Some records
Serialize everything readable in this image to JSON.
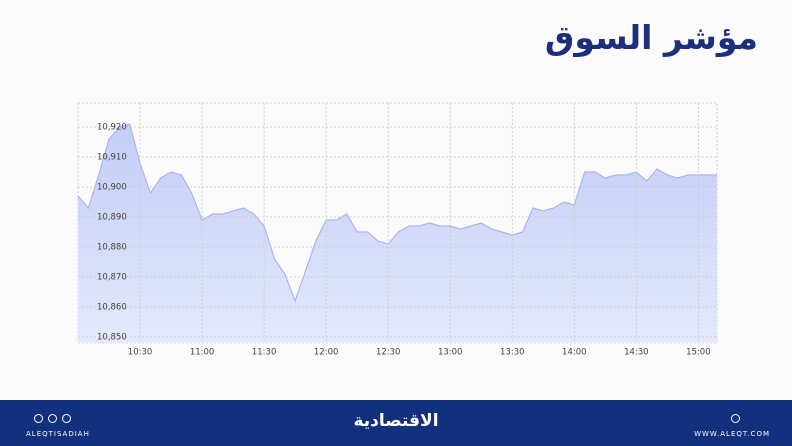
{
  "header": {
    "title": "مؤشر السوق"
  },
  "chart_data": {
    "type": "area",
    "color": "#a8b6f0",
    "grid": true,
    "xlim": [
      600,
      909
    ],
    "ylim": [
      10848,
      10928
    ],
    "xticks": [
      {
        "value": 630,
        "label": "10:30"
      },
      {
        "value": 660,
        "label": "11:00"
      },
      {
        "value": 690,
        "label": "11:30"
      },
      {
        "value": 720,
        "label": "12:00"
      },
      {
        "value": 750,
        "label": "12:30"
      },
      {
        "value": 780,
        "label": "13:00"
      },
      {
        "value": 810,
        "label": "13:30"
      },
      {
        "value": 840,
        "label": "14:00"
      },
      {
        "value": 870,
        "label": "14:30"
      },
      {
        "value": 900,
        "label": "15:00"
      }
    ],
    "yticks": [
      {
        "value": 10850,
        "label": "10,850"
      },
      {
        "value": 10860,
        "label": "10,860"
      },
      {
        "value": 10870,
        "label": "10,870"
      },
      {
        "value": 10880,
        "label": "10,880"
      },
      {
        "value": 10890,
        "label": "10,890"
      },
      {
        "value": 10900,
        "label": "10,900"
      },
      {
        "value": 10910,
        "label": "10,910"
      },
      {
        "value": 10920,
        "label": "10,920"
      }
    ],
    "x": [
      600,
      605,
      610,
      615,
      620,
      625,
      630,
      635,
      640,
      645,
      650,
      655,
      660,
      665,
      670,
      675,
      680,
      685,
      690,
      695,
      700,
      705,
      710,
      715,
      720,
      725,
      730,
      735,
      740,
      745,
      750,
      755,
      760,
      765,
      770,
      775,
      780,
      785,
      790,
      795,
      800,
      805,
      810,
      815,
      820,
      825,
      830,
      835,
      840,
      845,
      850,
      855,
      860,
      865,
      870,
      875,
      880,
      885,
      890,
      895,
      900,
      905,
      909
    ],
    "values": [
      10897,
      10893,
      10904,
      10916,
      10920,
      10921,
      10908,
      10898,
      10903,
      10905,
      10904,
      10898,
      10889,
      10891,
      10891,
      10892,
      10893,
      10891,
      10887,
      10876,
      10871,
      10862,
      10872,
      10882,
      10889,
      10889,
      10891,
      10885,
      10885,
      10882,
      10881,
      10885,
      10887,
      10887,
      10888,
      10887,
      10887,
      10886,
      10887,
      10888,
      10886,
      10885,
      10884,
      10885,
      10893,
      10892,
      10893,
      10895,
      10894,
      10905,
      10905,
      10903,
      10904,
      10904,
      10905,
      10902,
      10906,
      10904,
      10903,
      10904,
      10904,
      10904,
      10904
    ]
  },
  "footer": {
    "logo": "الاقتصادية",
    "handle": "ALEQTISADIAH",
    "website": "WWW.ALEQT.COM"
  }
}
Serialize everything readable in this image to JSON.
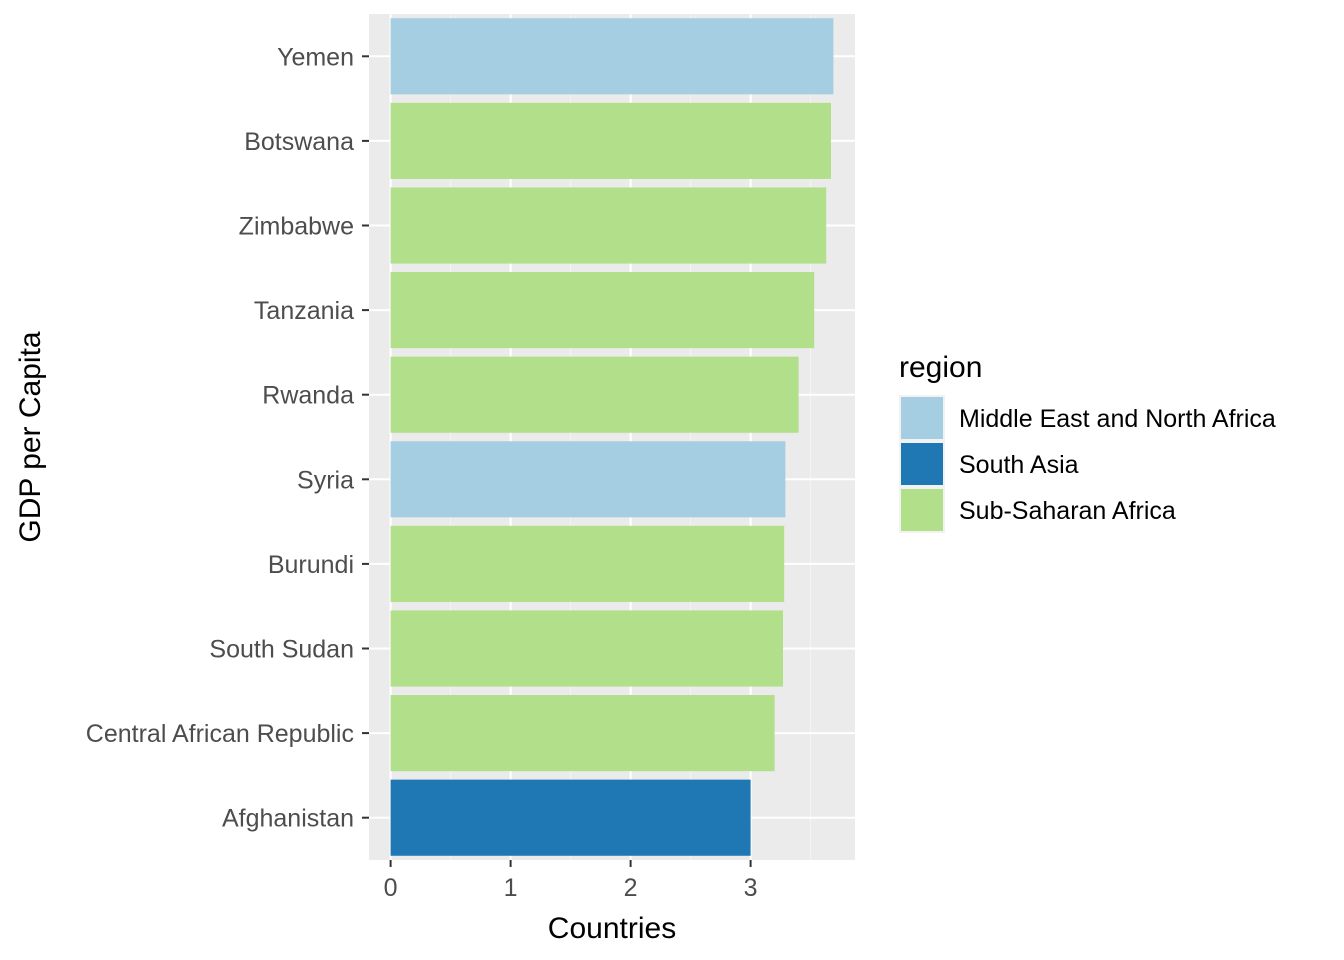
{
  "chart_data": {
    "type": "bar",
    "orientation": "horizontal",
    "categories": [
      "Afghanistan",
      "Central African Republic",
      "South Sudan",
      "Burundi",
      "Syria",
      "Rwanda",
      "Tanzania",
      "Zimbabwe",
      "Botswana",
      "Yemen"
    ],
    "values": [
      3.0,
      3.2,
      3.27,
      3.28,
      3.29,
      3.4,
      3.53,
      3.63,
      3.67,
      3.69
    ],
    "region": [
      "South Asia",
      "Sub-Saharan Africa",
      "Sub-Saharan Africa",
      "Sub-Saharan Africa",
      "Middle East and North Africa",
      "Sub-Saharan Africa",
      "Sub-Saharan Africa",
      "Sub-Saharan Africa",
      "Sub-Saharan Africa",
      "Middle East and North Africa"
    ],
    "xlabel": "Countries",
    "ylabel": "GDP per Capita",
    "xlim": [
      -0.18,
      3.87
    ],
    "xticks": [
      0,
      1,
      2,
      3
    ],
    "xtick_labels": [
      "0",
      "1",
      "2",
      "3"
    ],
    "grid": true,
    "panel_background": "#ebebeb",
    "legend": {
      "title": "region",
      "placement": "right",
      "entries": [
        {
          "label": "Middle East and North Africa",
          "color": "#a6cee3"
        },
        {
          "label": "South Asia",
          "color": "#1f78b4"
        },
        {
          "label": "Sub-Saharan Africa",
          "color": "#b2df8a"
        }
      ]
    }
  }
}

● **EXERCISE AIM**:
Repeat each record exactly, with the pictures left out.

● **TASK OUTPUT**:
Serialize everything readable in this image to JSON.
{
  "header": {
    "title": "مؤشر السوق"
  },
  "chart_data": {
    "type": "area",
    "color": "#a8b6f0",
    "grid": true,
    "xlim": [
      600,
      909
    ],
    "ylim": [
      10848,
      10928
    ],
    "xticks": [
      {
        "value": 630,
        "label": "10:30"
      },
      {
        "value": 660,
        "label": "11:00"
      },
      {
        "value": 690,
        "label": "11:30"
      },
      {
        "value": 720,
        "label": "12:00"
      },
      {
        "value": 750,
        "label": "12:30"
      },
      {
        "value": 780,
        "label": "13:00"
      },
      {
        "value": 810,
        "label": "13:30"
      },
      {
        "value": 840,
        "label": "14:00"
      },
      {
        "value": 870,
        "label": "14:30"
      },
      {
        "value": 900,
        "label": "15:00"
      }
    ],
    "yticks": [
      {
        "value": 10850,
        "label": "10,850"
      },
      {
        "value": 10860,
        "label": "10,860"
      },
      {
        "value": 10870,
        "label": "10,870"
      },
      {
        "value": 10880,
        "label": "10,880"
      },
      {
        "value": 10890,
        "label": "10,890"
      },
      {
        "value": 10900,
        "label": "10,900"
      },
      {
        "value": 10910,
        "label": "10,910"
      },
      {
        "value": 10920,
        "label": "10,920"
      }
    ],
    "x": [
      600,
      605,
      610,
      615,
      620,
      625,
      630,
      635,
      640,
      645,
      650,
      655,
      660,
      665,
      670,
      675,
      680,
      685,
      690,
      695,
      700,
      705,
      710,
      715,
      720,
      725,
      730,
      735,
      740,
      745,
      750,
      755,
      760,
      765,
      770,
      775,
      780,
      785,
      790,
      795,
      800,
      805,
      810,
      815,
      820,
      825,
      830,
      835,
      840,
      845,
      850,
      855,
      860,
      865,
      870,
      875,
      880,
      885,
      890,
      895,
      900,
      905,
      909
    ],
    "values": [
      10897,
      10893,
      10904,
      10916,
      10920,
      10921,
      10908,
      10898,
      10903,
      10905,
      10904,
      10898,
      10889,
      10891,
      10891,
      10892,
      10893,
      10891,
      10887,
      10876,
      10871,
      10862,
      10872,
      10882,
      10889,
      10889,
      10891,
      10885,
      10885,
      10882,
      10881,
      10885,
      10887,
      10887,
      10888,
      10887,
      10887,
      10886,
      10887,
      10888,
      10886,
      10885,
      10884,
      10885,
      10893,
      10892,
      10893,
      10895,
      10894,
      10905,
      10905,
      10903,
      10904,
      10904,
      10905,
      10902,
      10906,
      10904,
      10903,
      10904,
      10904,
      10904,
      10904
    ]
  },
  "footer": {
    "logo": "الاقتصادية",
    "handle": "ALEQTISADIAH",
    "website": "WWW.ALEQT.COM"
  }
}
Serialize everything readable in this image to JSON.
{
  "chart_data": {
    "type": "bar",
    "orientation": "horizontal",
    "categories": [
      "Afghanistan",
      "Central African Republic",
      "South Sudan",
      "Burundi",
      "Syria",
      "Rwanda",
      "Tanzania",
      "Zimbabwe",
      "Botswana",
      "Yemen"
    ],
    "values": [
      3.0,
      3.2,
      3.27,
      3.28,
      3.29,
      3.4,
      3.53,
      3.63,
      3.67,
      3.69
    ],
    "region": [
      "South Asia",
      "Sub-Saharan Africa",
      "Sub-Saharan Africa",
      "Sub-Saharan Africa",
      "Middle East and North Africa",
      "Sub-Saharan Africa",
      "Sub-Saharan Africa",
      "Sub-Saharan Africa",
      "Sub-Saharan Africa",
      "Middle East and North Africa"
    ],
    "xlabel": "Countries",
    "ylabel": "GDP per Capita",
    "xlim": [
      -0.18,
      3.87
    ],
    "xticks": [
      0,
      1,
      2,
      3
    ],
    "xtick_labels": [
      "0",
      "1",
      "2",
      "3"
    ],
    "grid": true,
    "panel_background": "#ebebeb",
    "legend": {
      "title": "region",
      "placement": "right",
      "entries": [
        {
          "label": "Middle East and North Africa",
          "color": "#a6cee3"
        },
        {
          "label": "South Asia",
          "color": "#1f78b4"
        },
        {
          "label": "Sub-Saharan Africa",
          "color": "#b2df8a"
        }
      ]
    }
  }
}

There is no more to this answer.